*DIRECTIONS*
For the records below, say how many lines contain the string "feature". Give the number only.

[Collection entries]
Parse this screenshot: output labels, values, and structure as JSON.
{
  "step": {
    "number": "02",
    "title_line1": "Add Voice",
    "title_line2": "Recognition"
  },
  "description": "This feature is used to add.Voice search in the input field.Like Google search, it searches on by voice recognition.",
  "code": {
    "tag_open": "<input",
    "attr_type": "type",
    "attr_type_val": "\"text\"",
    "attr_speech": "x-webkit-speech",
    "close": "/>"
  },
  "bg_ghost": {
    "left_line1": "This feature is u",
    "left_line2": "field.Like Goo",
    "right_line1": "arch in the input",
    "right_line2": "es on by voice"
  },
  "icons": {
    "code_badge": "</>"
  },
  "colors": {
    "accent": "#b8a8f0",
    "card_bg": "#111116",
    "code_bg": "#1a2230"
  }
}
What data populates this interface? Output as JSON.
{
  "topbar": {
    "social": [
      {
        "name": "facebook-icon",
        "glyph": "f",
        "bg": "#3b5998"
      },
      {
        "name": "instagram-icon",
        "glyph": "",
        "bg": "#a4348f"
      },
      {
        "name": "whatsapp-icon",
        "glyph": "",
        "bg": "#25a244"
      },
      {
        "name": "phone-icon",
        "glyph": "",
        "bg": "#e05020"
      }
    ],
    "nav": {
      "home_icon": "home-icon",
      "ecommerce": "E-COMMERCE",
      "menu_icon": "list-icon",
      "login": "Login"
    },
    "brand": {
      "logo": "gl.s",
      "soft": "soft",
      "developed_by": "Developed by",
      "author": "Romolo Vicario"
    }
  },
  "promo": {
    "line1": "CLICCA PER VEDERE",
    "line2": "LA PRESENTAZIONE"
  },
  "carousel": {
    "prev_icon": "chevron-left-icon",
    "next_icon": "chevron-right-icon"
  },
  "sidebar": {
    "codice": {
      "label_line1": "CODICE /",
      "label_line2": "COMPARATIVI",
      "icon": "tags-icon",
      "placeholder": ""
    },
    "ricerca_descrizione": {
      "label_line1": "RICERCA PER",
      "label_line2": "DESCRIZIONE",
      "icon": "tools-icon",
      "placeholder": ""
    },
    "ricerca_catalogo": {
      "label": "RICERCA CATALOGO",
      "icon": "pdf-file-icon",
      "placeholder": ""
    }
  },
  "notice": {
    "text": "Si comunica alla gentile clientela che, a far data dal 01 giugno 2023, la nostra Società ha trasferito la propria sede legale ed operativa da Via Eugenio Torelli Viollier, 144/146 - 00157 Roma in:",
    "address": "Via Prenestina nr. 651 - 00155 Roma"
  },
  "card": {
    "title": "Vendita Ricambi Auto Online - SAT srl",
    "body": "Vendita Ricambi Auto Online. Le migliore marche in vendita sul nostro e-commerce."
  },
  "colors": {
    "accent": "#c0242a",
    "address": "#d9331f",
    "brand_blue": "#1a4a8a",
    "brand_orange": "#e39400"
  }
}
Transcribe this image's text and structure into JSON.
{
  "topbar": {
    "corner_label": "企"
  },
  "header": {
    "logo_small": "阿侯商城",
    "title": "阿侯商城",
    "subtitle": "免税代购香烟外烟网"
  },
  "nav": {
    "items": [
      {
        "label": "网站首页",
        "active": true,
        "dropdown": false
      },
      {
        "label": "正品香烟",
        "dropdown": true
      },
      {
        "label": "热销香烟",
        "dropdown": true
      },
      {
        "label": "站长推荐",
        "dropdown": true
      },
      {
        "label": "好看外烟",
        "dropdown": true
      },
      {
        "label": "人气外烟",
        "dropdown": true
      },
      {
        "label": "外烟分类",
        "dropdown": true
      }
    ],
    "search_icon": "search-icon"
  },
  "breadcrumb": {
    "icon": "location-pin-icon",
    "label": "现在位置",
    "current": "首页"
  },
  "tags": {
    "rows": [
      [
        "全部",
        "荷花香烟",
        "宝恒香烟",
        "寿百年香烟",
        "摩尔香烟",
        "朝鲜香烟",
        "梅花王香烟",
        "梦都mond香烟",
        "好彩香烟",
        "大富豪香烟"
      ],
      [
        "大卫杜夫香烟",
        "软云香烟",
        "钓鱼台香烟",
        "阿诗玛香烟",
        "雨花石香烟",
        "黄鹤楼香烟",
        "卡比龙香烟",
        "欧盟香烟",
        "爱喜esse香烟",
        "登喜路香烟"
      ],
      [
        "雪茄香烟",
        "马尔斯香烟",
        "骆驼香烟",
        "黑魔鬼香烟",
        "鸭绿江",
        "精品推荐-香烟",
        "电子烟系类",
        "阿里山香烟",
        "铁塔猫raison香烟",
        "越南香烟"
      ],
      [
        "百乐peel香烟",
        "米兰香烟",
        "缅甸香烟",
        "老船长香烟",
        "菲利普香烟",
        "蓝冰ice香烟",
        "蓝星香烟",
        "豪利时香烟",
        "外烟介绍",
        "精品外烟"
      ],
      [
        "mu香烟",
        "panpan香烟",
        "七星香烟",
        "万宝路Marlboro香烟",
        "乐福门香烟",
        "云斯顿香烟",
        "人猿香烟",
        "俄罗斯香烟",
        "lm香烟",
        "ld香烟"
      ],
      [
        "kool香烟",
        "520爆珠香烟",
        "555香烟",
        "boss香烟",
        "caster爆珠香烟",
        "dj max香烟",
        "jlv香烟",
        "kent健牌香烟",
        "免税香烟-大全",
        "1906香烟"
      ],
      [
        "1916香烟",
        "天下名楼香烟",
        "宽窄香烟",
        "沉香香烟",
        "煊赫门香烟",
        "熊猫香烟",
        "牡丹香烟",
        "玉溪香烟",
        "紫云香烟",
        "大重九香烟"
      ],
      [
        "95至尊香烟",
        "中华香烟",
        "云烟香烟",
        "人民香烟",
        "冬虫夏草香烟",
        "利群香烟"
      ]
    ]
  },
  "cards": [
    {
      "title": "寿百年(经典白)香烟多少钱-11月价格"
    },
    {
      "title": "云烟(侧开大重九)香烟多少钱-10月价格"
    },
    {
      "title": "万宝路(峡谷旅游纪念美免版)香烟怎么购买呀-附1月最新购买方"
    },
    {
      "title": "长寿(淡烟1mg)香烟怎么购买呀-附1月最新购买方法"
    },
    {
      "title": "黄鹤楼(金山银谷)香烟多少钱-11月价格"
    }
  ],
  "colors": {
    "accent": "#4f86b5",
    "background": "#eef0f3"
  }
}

*EXERCISE RESPONSE*
2